| Do this |
Note how many lines hold "plain" and report that number by itself.

| Stored records |
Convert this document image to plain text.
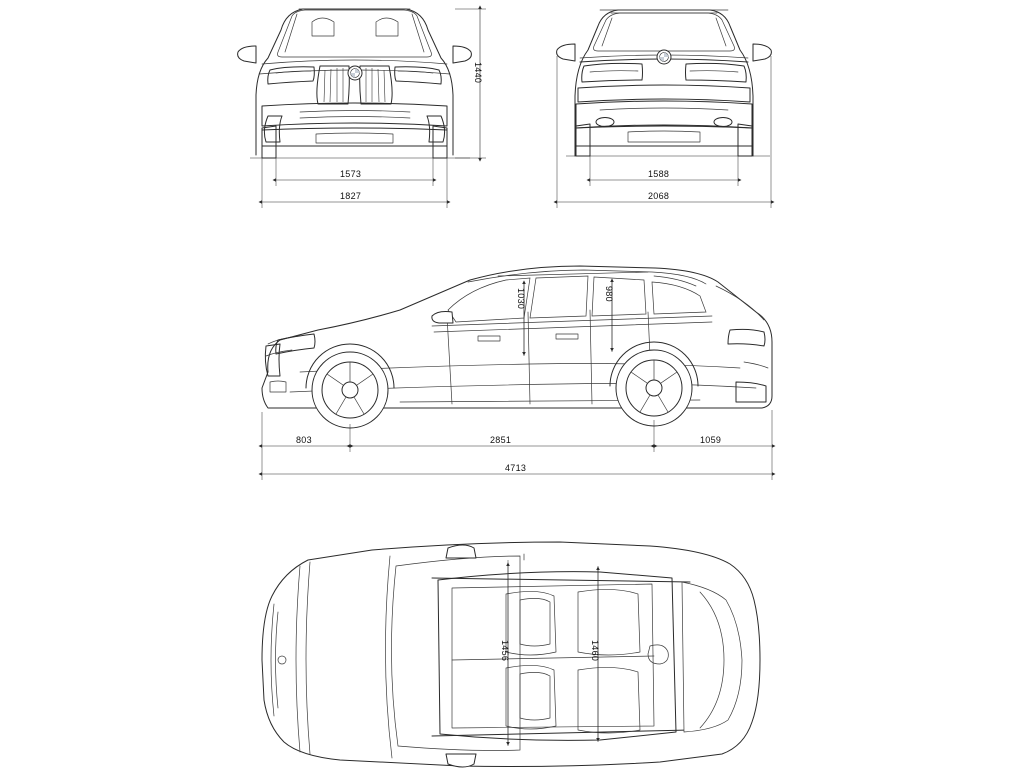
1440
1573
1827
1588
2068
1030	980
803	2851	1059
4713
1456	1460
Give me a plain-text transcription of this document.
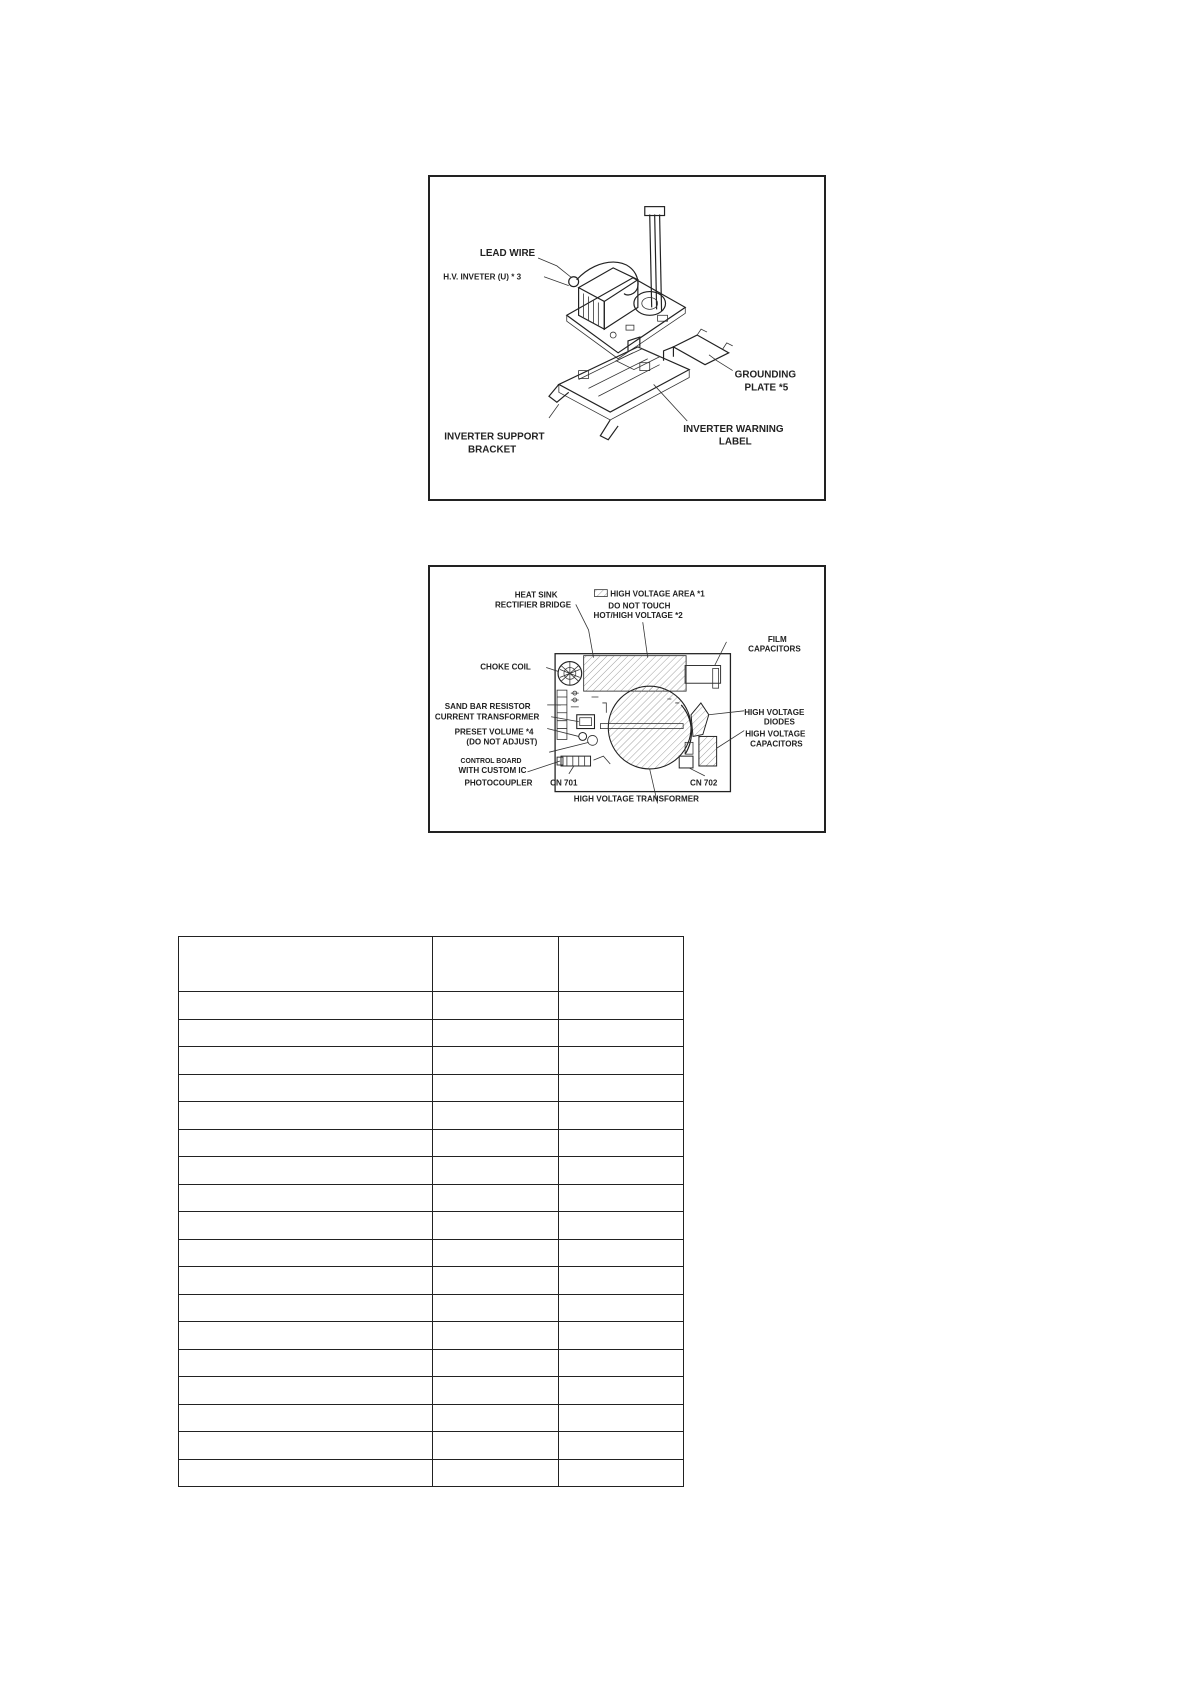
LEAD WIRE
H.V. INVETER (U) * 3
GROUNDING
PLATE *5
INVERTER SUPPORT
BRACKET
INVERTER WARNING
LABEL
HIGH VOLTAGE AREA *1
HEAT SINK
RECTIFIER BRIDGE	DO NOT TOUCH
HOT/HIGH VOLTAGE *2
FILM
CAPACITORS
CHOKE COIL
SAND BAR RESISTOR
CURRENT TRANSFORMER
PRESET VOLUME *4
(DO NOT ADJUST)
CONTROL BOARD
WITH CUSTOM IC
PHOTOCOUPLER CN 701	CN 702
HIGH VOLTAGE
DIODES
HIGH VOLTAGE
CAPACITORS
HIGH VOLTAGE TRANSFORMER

| Full output |
2